DATA SHOWN
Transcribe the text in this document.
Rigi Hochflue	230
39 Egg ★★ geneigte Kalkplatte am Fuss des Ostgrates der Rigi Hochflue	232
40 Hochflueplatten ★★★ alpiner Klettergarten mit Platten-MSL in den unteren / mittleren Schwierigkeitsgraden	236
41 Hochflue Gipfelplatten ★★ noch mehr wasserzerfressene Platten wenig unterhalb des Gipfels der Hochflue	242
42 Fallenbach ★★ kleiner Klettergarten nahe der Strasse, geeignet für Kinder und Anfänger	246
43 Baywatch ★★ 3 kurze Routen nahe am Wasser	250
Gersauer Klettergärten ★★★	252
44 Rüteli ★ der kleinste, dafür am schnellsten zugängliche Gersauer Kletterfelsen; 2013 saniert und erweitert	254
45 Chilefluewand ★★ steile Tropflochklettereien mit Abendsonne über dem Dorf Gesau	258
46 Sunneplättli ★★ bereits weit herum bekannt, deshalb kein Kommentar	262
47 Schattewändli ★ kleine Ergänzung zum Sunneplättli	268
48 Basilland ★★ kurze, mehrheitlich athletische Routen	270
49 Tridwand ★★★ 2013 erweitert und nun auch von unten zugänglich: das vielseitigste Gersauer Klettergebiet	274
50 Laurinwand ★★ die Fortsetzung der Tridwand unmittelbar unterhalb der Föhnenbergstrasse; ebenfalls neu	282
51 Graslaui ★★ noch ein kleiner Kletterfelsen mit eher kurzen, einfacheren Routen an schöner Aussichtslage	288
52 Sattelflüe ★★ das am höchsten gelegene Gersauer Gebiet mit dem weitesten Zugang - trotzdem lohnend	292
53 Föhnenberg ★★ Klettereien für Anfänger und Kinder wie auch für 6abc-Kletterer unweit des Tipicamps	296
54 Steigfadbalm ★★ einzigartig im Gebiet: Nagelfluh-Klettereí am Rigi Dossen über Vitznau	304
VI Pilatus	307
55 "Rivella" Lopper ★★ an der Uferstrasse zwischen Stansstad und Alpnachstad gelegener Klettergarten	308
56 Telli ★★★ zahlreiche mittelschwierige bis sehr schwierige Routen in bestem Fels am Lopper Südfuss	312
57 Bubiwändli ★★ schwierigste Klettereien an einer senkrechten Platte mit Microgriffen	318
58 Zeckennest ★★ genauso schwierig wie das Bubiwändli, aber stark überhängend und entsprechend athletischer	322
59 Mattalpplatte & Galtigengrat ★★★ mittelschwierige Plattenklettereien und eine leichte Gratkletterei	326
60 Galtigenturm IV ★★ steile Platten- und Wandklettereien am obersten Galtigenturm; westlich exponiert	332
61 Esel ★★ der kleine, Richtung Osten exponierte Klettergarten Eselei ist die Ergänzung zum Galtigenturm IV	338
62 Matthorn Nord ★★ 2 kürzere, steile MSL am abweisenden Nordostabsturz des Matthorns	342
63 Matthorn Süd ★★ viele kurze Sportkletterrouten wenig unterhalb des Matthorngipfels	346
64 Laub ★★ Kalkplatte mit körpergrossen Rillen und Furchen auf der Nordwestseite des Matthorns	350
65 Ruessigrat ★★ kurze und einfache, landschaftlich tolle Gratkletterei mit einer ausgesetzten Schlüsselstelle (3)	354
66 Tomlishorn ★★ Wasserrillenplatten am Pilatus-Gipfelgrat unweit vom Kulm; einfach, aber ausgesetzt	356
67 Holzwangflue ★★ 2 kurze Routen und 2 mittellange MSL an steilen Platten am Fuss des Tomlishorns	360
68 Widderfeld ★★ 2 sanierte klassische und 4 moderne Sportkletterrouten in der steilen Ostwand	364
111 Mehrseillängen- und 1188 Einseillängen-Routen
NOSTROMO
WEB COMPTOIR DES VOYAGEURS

PROBLEM
Exactly as shown above, return every record.

OUTPUT BELOW
Transcribe the text in this document.
Rigi Hochflue	230
39 Egg ★★ geneigte Kalkplatte am Fuss des Ostgrates der Rigi Hochflue	232
40 Hochflueplatten ★★★ alpiner Klettergarten mit Platten-MSL in den unteren / mittleren Schwierigkeitsgraden	236
41 Hochflue Gipfelplatten ★★ noch mehr wasserzerfressene Platten wenig unterhalb des Gipfels der Hochflue	242
42 Fallenbach ★★ kleiner Klettergarten nahe der Strasse, geeignet für Kinder und Anfänger	246
43 Baywatch ★★ 3 kurze Routen nahe am Wasser	250
Gersauer Klettergärten ★★★	252
44 Rüteli ★ der kleinste, dafür am schnellsten zugängliche Gersauer Kletterfelsen; 2013 saniert und erweitert	254
45 Chilefluewand ★★ steile Tropflochklettereien mit Abendsonne über dem Dorf Gesau	258
46 Sunneplättli ★★ bereits weit herum bekannt, deshalb kein Kommentar	262
47 Schattewändli ★ kleine Ergänzung zum Sunneplättli	268
48 Basilland ★★ kurze, mehrheitlich athletische Routen	270
49 Tridwand ★★★ 2013 erweitert und nun auch von unten zugänglich: das vielseitigste Gersauer Klettergebiet	274
50 Laurinwand ★★ die Fortsetzung der Tridwand unmittelbar unterhalb der Föhnenbergstrasse; ebenfalls neu	282
51 Graslaui ★★ noch ein kleiner Kletterfelsen mit eher kurzen, einfacheren Routen an schöner Aussichtslage	288
52 Sattelflüe ★★ das am höchsten gelegene Gersauer Gebiet mit dem weitesten Zugang - trotzdem lohnend	292
53 Föhnenberg ★★ Klettereien für Anfänger und Kinder wie auch für 6abc-Kletterer unweit des Tipicamps	296
54 Steigfadbalm ★★ einzigartig im Gebiet: Nagelfluh-Klettereí am Rigi Dossen über Vitznau	304
VI Pilatus	307
55 "Rivella" Lopper ★★ an der Uferstrasse zwischen Stansstad und Alpnachstad gelegener Klettergarten	308
56 Telli ★★★ zahlreiche mittelschwierige bis sehr schwierige Routen in bestem Fels am Lopper Südfuss	312
57 Bubiwändli ★★ schwierigste Klettereien an einer senkrechten Platte mit Microgriffen	318
58 Zeckennest ★★ genauso schwierig wie das Bubiwändli, aber stark überhängend und entsprechend athletischer	322
59 Mattalpplatte & Galtigengrat ★★★ mittelschwierige Plattenklettereien und eine leichte Gratkletterei	326
60 Galtigenturm IV ★★ steile Platten- und Wandklettereien am obersten Galtigenturm; westlich exponiert	332
61 Esel ★★ der kleine, Richtung Osten exponierte Klettergarten Eselei ist die Ergänzung zum Galtigenturm IV	338
62 Matthorn Nord ★★ 2 kürzere, steile MSL am abweisenden Nordostabsturz des Matthorns	342
63 Matthorn Süd ★★ viele kurze Sportkletterrouten wenig unterhalb des Matthorngipfels	346
64 Laub ★★ Kalkplatte mit körpergrossen Rillen und Furchen auf der Nordwestseite des Matthorns	350
65 Ruessigrat ★★ kurze und einfache, landschaftlich tolle Gratkletterei mit einer ausgesetzten Schlüsselstelle (3)	354
66 Tomlishorn ★★ Wasserrillenplatten am Pilatus-Gipfelgrat unweit vom Kulm; einfach, aber ausgesetzt	356
67 Holzwangflue ★★ 2 kurze Routen und 2 mittellange MSL an steilen Platten am Fuss des Tomlishorns	360
68 Widderfeld ★★ 2 sanierte klassische und 4 moderne Sportkletterrouten in der steilen Ostwand	364
111 Mehrseillängen- und 1188 Einseillängen-Routen
NOSTROMO
WEB COMPTOIR DES VOYAGEURS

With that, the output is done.